*Aim*
Identify all lines below that hold "Dodge" and collect them.
----------------------------------------
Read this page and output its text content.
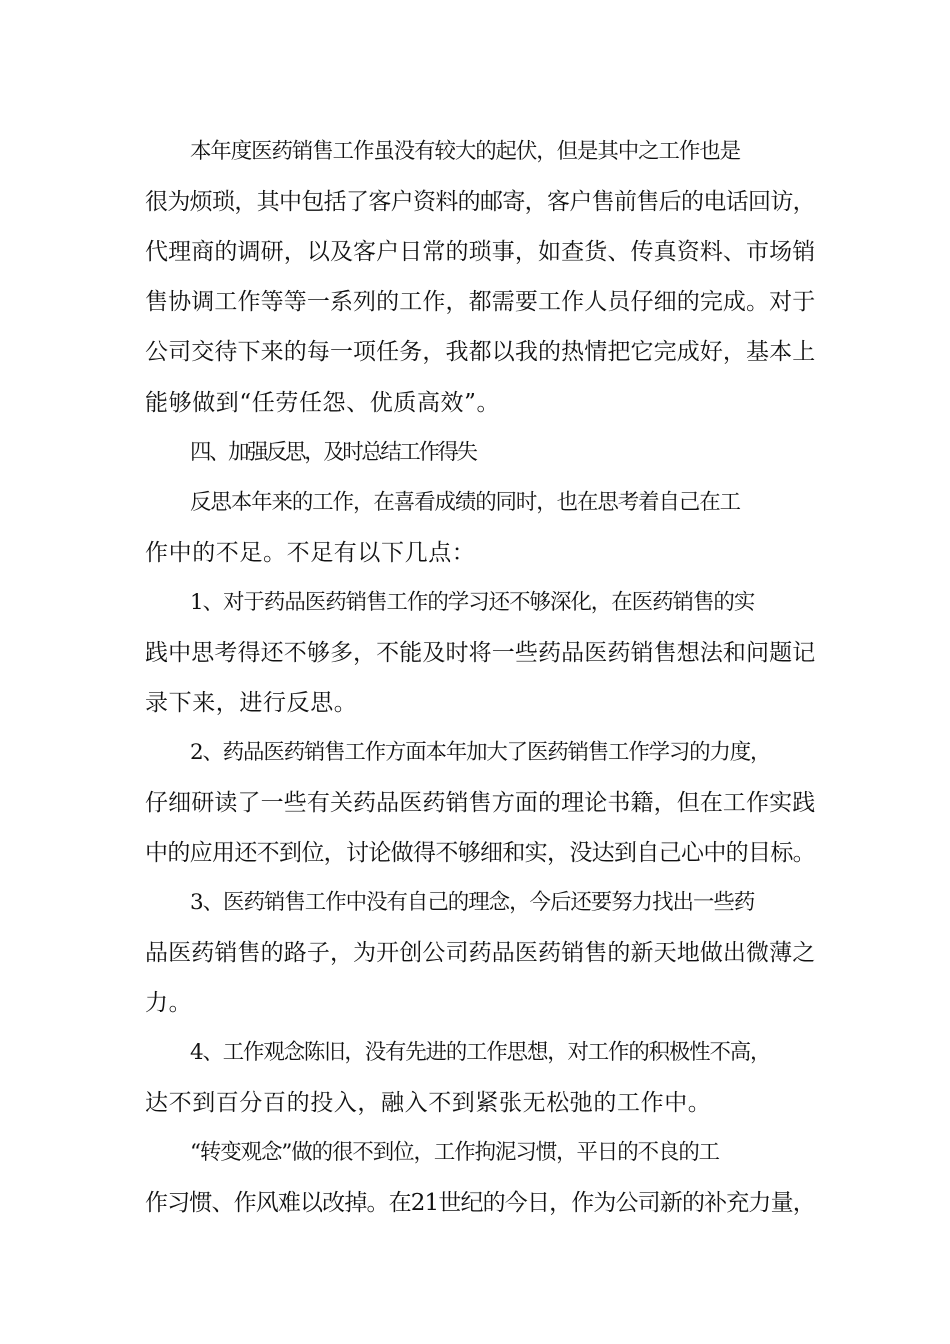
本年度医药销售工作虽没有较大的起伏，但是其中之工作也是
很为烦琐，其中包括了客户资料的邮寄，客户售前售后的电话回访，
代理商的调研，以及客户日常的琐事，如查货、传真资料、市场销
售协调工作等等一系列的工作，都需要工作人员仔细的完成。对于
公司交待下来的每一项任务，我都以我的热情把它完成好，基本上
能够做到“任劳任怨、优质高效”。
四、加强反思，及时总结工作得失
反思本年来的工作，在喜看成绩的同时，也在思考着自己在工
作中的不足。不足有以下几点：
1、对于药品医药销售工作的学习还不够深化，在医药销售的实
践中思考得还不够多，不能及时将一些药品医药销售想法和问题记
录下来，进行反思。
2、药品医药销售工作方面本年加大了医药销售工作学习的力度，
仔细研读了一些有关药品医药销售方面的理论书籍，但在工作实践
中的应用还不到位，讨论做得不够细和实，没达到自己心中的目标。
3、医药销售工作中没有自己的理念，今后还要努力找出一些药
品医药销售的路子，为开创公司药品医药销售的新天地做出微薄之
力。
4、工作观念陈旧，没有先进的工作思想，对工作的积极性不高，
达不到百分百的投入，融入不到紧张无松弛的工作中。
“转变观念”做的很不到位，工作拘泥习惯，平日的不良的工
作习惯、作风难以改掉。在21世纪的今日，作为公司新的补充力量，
----------------------------------------
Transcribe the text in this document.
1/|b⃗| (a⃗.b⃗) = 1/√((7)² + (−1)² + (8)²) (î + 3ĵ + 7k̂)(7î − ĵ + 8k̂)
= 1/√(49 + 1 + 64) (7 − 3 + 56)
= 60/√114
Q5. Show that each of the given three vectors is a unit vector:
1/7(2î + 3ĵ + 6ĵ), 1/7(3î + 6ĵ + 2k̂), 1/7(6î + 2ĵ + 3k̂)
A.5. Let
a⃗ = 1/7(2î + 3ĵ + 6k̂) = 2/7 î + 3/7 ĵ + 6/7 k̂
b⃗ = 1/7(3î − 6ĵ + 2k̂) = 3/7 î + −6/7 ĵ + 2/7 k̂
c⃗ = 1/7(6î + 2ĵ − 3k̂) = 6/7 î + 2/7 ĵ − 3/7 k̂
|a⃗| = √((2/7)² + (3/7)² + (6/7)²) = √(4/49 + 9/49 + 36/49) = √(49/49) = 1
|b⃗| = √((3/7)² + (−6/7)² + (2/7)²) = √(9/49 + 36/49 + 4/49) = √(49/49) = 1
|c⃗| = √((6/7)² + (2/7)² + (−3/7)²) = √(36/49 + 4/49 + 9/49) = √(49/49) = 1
----------------------------------------
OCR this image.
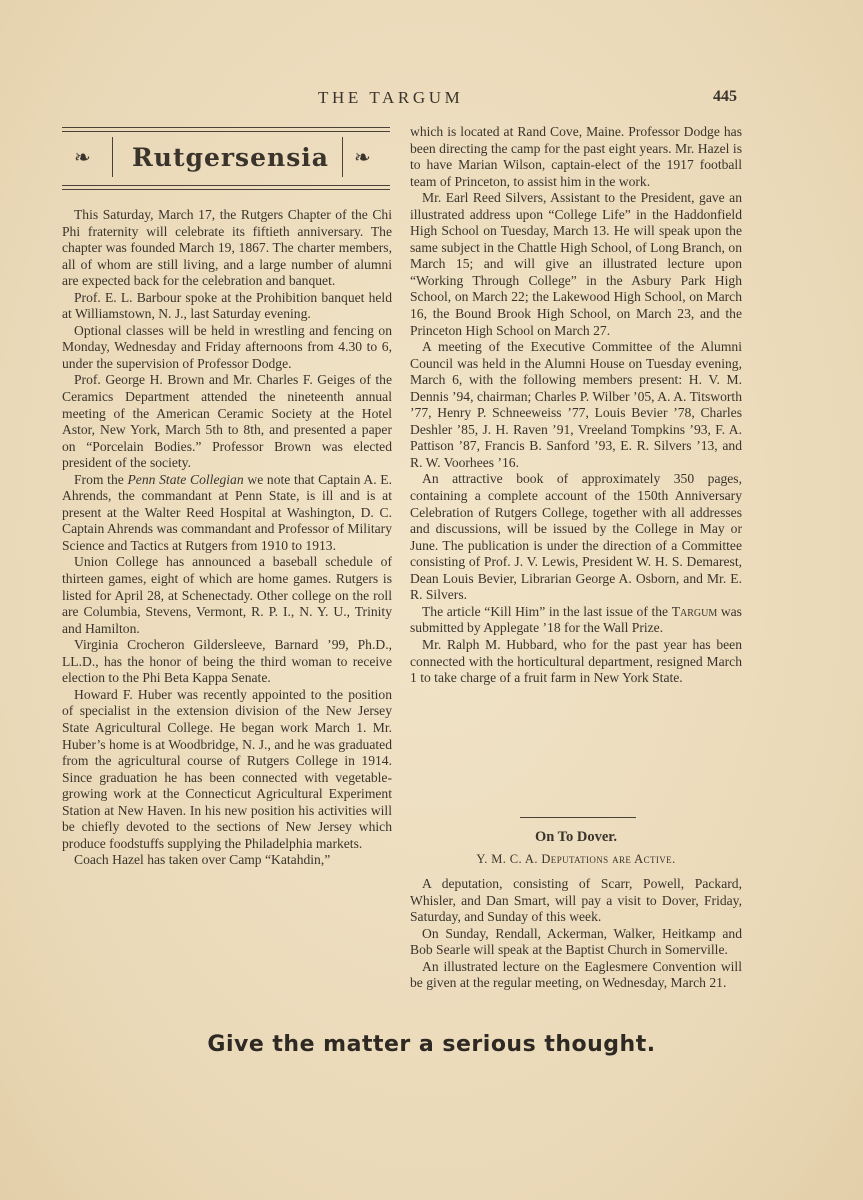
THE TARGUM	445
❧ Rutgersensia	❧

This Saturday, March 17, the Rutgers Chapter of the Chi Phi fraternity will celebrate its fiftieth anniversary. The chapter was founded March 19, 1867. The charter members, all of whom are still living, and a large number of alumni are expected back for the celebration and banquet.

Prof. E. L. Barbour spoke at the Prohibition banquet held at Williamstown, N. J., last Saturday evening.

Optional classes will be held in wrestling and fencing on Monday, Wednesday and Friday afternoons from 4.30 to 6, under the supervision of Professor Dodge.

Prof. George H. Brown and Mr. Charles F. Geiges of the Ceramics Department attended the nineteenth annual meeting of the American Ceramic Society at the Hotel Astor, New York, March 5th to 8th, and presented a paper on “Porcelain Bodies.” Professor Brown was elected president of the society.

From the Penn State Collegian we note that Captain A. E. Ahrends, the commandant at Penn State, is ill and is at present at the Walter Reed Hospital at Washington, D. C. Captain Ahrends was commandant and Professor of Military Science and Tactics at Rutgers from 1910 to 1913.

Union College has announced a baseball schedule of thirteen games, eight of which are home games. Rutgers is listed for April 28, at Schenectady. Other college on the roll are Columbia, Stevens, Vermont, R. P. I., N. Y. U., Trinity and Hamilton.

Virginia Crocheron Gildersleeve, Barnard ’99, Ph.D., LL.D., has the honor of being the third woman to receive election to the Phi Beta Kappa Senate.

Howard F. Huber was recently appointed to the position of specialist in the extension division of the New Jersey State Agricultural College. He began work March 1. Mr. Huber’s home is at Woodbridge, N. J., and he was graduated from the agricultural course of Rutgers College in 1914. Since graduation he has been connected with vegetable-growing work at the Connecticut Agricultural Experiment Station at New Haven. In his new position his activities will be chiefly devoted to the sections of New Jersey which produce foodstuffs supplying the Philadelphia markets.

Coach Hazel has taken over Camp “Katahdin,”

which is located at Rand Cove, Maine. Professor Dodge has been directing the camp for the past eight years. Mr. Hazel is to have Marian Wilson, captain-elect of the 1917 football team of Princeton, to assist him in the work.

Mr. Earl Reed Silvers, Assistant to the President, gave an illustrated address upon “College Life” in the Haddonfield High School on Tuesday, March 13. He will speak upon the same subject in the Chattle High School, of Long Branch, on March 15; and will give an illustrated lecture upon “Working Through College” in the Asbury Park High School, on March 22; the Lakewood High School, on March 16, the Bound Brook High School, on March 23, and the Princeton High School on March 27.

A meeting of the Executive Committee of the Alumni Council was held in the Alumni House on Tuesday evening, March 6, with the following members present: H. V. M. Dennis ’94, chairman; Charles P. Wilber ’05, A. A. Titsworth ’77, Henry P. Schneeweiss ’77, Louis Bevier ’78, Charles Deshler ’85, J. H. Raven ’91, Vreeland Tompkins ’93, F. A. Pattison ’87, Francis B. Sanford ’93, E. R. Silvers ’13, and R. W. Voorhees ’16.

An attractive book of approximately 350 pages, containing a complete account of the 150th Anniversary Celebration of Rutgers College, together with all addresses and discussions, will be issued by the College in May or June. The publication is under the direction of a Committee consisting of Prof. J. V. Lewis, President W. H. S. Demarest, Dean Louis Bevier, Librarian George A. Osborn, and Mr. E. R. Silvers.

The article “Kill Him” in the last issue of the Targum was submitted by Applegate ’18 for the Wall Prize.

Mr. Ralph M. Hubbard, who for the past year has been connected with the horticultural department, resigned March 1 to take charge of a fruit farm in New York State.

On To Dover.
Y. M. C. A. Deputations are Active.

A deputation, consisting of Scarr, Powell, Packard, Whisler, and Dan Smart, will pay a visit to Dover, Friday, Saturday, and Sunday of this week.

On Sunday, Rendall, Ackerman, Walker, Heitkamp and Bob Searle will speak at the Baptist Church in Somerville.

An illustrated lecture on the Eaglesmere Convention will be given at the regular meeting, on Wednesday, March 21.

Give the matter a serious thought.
----------------------------------------
*Exercise solution*
Optional classes will be held in wrestling and fencing on Monday, Wednesday and Friday afternoons from 4.30 to 6, under the supervision of Professor Dodge.
which is located at Rand Cove, Maine. Professor Dodge has been directing the camp for the past eight years. Mr. Hazel is to have Marian Wilson, captain-elect of the 1917 football team of Princeton, to assist him in the work.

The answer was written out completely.